== Records that describe figures ==
···
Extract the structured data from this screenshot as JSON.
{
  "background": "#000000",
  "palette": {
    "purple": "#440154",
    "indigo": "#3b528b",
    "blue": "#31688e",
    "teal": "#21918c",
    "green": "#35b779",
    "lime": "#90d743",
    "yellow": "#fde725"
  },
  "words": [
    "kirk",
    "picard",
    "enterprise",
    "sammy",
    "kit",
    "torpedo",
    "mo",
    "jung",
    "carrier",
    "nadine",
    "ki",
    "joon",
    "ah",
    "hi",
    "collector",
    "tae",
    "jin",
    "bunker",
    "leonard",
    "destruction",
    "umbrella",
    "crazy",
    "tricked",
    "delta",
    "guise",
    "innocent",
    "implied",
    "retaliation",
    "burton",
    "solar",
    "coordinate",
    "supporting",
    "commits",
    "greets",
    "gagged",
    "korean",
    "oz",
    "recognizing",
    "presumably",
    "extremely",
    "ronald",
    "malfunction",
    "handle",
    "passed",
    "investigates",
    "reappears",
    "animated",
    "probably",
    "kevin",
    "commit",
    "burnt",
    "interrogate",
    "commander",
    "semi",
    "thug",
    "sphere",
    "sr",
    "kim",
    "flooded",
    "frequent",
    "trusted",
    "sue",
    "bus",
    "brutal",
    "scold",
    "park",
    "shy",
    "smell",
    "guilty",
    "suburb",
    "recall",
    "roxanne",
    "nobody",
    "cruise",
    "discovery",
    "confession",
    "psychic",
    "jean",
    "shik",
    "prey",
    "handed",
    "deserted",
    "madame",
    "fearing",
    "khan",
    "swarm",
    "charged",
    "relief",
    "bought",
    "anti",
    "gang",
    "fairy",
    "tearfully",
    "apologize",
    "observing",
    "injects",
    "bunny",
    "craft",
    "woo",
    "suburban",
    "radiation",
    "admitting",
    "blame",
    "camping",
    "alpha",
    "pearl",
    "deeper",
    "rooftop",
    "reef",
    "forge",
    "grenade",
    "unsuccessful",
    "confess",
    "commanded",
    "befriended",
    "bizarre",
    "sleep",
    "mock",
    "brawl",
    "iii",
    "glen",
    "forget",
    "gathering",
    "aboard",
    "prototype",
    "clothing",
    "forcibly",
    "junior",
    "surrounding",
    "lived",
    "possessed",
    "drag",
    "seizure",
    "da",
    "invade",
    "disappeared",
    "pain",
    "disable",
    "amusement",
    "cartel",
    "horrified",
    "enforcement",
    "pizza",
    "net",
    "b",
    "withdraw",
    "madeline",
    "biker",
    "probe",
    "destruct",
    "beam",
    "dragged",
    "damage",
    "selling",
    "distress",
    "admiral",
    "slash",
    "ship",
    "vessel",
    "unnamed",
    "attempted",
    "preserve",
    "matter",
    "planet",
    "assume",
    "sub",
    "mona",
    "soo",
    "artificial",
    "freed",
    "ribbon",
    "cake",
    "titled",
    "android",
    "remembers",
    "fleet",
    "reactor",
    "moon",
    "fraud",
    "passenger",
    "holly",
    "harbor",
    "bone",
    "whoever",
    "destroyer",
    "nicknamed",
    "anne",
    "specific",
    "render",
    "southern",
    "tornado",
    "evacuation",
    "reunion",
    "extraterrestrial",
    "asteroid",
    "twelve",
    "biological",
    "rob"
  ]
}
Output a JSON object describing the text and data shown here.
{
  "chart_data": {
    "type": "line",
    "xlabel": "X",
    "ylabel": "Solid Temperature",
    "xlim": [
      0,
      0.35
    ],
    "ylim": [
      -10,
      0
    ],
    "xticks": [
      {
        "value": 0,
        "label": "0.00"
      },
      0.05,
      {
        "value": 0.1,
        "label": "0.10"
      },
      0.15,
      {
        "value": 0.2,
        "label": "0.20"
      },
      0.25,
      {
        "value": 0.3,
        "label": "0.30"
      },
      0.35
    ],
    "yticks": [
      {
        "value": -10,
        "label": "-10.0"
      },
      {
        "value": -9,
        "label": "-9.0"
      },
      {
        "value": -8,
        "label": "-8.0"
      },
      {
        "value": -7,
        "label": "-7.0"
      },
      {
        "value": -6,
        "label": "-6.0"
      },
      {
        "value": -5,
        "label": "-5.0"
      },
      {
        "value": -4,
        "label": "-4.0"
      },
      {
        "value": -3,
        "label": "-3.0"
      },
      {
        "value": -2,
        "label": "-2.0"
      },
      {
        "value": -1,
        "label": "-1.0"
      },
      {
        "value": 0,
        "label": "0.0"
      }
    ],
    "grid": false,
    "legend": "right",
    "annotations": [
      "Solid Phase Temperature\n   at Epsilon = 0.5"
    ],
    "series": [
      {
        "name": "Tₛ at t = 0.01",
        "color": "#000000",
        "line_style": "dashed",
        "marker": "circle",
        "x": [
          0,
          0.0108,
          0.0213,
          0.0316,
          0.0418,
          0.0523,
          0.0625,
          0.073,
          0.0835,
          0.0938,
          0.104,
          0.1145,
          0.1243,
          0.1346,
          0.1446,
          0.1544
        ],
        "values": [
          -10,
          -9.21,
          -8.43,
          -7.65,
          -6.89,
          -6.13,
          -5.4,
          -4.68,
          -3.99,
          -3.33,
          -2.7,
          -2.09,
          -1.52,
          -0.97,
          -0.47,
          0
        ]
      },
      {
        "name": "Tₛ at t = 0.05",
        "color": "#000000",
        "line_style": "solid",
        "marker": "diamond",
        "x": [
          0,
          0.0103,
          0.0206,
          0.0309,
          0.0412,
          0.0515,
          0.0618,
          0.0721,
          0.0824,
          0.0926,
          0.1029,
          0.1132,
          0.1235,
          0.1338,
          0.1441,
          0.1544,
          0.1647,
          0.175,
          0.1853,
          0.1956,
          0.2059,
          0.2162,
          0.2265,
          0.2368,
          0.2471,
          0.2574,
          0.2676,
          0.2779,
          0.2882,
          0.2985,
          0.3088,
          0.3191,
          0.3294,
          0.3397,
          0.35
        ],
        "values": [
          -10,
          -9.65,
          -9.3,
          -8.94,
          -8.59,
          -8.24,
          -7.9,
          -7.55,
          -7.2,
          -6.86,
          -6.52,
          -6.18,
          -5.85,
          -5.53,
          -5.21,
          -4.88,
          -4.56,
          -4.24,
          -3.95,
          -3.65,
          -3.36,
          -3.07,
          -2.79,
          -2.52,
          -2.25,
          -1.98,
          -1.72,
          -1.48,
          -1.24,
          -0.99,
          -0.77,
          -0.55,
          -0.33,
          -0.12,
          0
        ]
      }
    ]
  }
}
···
== The request ==
Repeat the listing in full, keeping every line exactly as it is.

== Finished task ==
Extract the structured data from this screenshot as JSON.
{
  "background": "#000000",
  "palette": {
    "purple": "#440154",
    "indigo": "#3b528b",
    "blue": "#31688e",
    "teal": "#21918c",
    "green": "#35b779",
    "lime": "#90d743",
    "yellow": "#fde725"
  },
  "words": [
    "kirk",
    "picard",
    "enterprise",
    "sammy",
    "kit",
    "torpedo",
    "mo",
    "jung",
    "carrier",
    "nadine",
    "ki",
    "joon",
    "ah",
    "hi",
    "collector",
    "tae",
    "jin",
    "bunker",
    "leonard",
    "destruction",
    "umbrella",
    "crazy",
    "tricked",
    "delta",
    "guise",
    "innocent",
    "implied",
    "retaliation",
    "burton",
    "solar",
    "coordinate",
    "supporting",
    "commits",
    "greets",
    "gagged",
    "korean",
    "oz",
    "recognizing",
    "presumably",
    "extremely",
    "ronald",
    "malfunction",
    "handle",
    "passed",
    "investigates",
    "reappears",
    "animated",
    "probably",
    "kevin",
    "commit",
    "burnt",
    "interrogate",
    "commander",
    "semi",
    "thug",
    "sphere",
    "sr",
    "kim",
    "flooded",
    "frequent",
    "trusted",
    "sue",
    "bus",
    "brutal",
    "scold",
    "park",
    "shy",
    "smell",
    "guilty",
    "suburb",
    "recall",
    "roxanne",
    "nobody",
    "cruise",
    "discovery",
    "confession",
    "psychic",
    "jean",
    "shik",
    "prey",
    "handed",
    "deserted",
    "madame",
    "fearing",
    "khan",
    "swarm",
    "charged",
    "relief",
    "bought",
    "anti",
    "gang",
    "fairy",
    "tearfully",
    "apologize",
    "observing",
    "injects",
    "bunny",
    "craft",
    "woo",
    "suburban",
    "radiation",
    "admitting",
    "blame",
    "camping",
    "alpha",
    "pearl",
    "deeper",
    "rooftop",
    "reef",
    "forge",
    "grenade",
    "unsuccessful",
    "confess",
    "commanded",
    "befriended",
    "bizarre",
    "sleep",
    "mock",
    "brawl",
    "iii",
    "glen",
    "forget",
    "gathering",
    "aboard",
    "prototype",
    "clothing",
    "forcibly",
    "junior",
    "surrounding",
    "lived",
    "possessed",
    "drag",
    "seizure",
    "da",
    "invade",
    "disappeared",
    "pain",
    "disable",
    "amusement",
    "cartel",
    "horrified",
    "enforcement",
    "pizza",
    "net",
    "b",
    "withdraw",
    "madeline",
    "biker",
    "probe",
    "destruct",
    "beam",
    "dragged",
    "damage",
    "selling",
    "distress",
    "admiral",
    "slash",
    "ship",
    "vessel",
    "unnamed",
    "attempted",
    "preserve",
    "matter",
    "planet",
    "assume",
    "sub",
    "mona",
    "soo",
    "artificial",
    "freed",
    "ribbon",
    "cake",
    "titled",
    "android",
    "remembers",
    "fleet",
    "reactor",
    "moon",
    "fraud",
    "passenger",
    "holly",
    "harbor",
    "bone",
    "whoever",
    "destroyer",
    "nicknamed",
    "anne",
    "specific",
    "render",
    "southern",
    "tornado",
    "evacuation",
    "reunion",
    "extraterrestrial",
    "asteroid",
    "twelve",
    "biological",
    "rob"
  ]
}
Output a JSON object describing the text and data shown here.
{
  "chart_data": {
    "type": "line",
    "xlabel": "X",
    "ylabel": "Solid Temperature",
    "xlim": [
      0,
      0.35
    ],
    "ylim": [
      -10,
      0
    ],
    "xticks": [
      {
        "value": 0,
        "label": "0.00"
      },
      0.05,
      {
        "value": 0.1,
        "label": "0.10"
      },
      0.15,
      {
        "value": 0.2,
        "label": "0.20"
      },
      0.25,
      {
        "value": 0.3,
        "label": "0.30"
      },
      0.35
    ],
    "yticks": [
      {
        "value": -10,
        "label": "-10.0"
      },
      {
        "value": -9,
        "label": "-9.0"
      },
      {
        "value": -8,
        "label": "-8.0"
      },
      {
        "value": -7,
        "label": "-7.0"
      },
      {
        "value": -6,
        "label": "-6.0"
      },
      {
        "value": -5,
        "label": "-5.0"
      },
      {
        "value": -4,
        "label": "-4.0"
      },
      {
        "value": -3,
        "label": "-3.0"
      },
      {
        "value": -2,
        "label": "-2.0"
      },
      {
        "value": -1,
        "label": "-1.0"
      },
      {
        "value": 0,
        "label": "0.0"
      }
    ],
    "grid": false,
    "legend": "right",
    "annotations": [
      "Solid Phase Temperature\n   at Epsilon = 0.5"
    ],
    "series": [
      {
        "name": "Tₛ at t = 0.01",
        "color": "#000000",
        "line_style": "dashed",
        "marker": "circle",
        "x": [
          0,
          0.0108,
          0.0213,
          0.0316,
          0.0418,
          0.0523,
          0.0625,
          0.073,
          0.0835,
          0.0938,
          0.104,
          0.1145,
          0.1243,
          0.1346,
          0.1446,
          0.1544
        ],
        "values": [
          -10,
          -9.21,
          -8.43,
          -7.65,
          -6.89,
          -6.13,
          -5.4,
          -4.68,
          -3.99,
          -3.33,
          -2.7,
          -2.09,
          -1.52,
          -0.97,
          -0.47,
          0
        ]
      },
      {
        "name": "Tₛ at t = 0.05",
        "color": "#000000",
        "line_style": "solid",
        "marker": "diamond",
        "x": [
          0,
          0.0103,
          0.0206,
          0.0309,
          0.0412,
          0.0515,
          0.0618,
          0.0721,
          0.0824,
          0.0926,
          0.1029,
          0.1132,
          0.1235,
          0.1338,
          0.1441,
          0.1544,
          0.1647,
          0.175,
          0.1853,
          0.1956,
          0.2059,
          0.2162,
          0.2265,
          0.2368,
          0.2471,
          0.2574,
          0.2676,
          0.2779,
          0.2882,
          0.2985,
          0.3088,
          0.3191,
          0.3294,
          0.3397,
          0.35
        ],
        "values": [
          -10,
          -9.65,
          -9.3,
          -8.94,
          -8.59,
          -8.24,
          -7.9,
          -7.55,
          -7.2,
          -6.86,
          -6.52,
          -6.18,
          -5.85,
          -5.53,
          -5.21,
          -4.88,
          -4.56,
          -4.24,
          -3.95,
          -3.65,
          -3.36,
          -3.07,
          -2.79,
          -2.52,
          -2.25,
          -1.98,
          -1.72,
          -1.48,
          -1.24,
          -0.99,
          -0.77,
          -0.55,
          -0.33,
          -0.12,
          0
        ]
      }
    ]
  }
}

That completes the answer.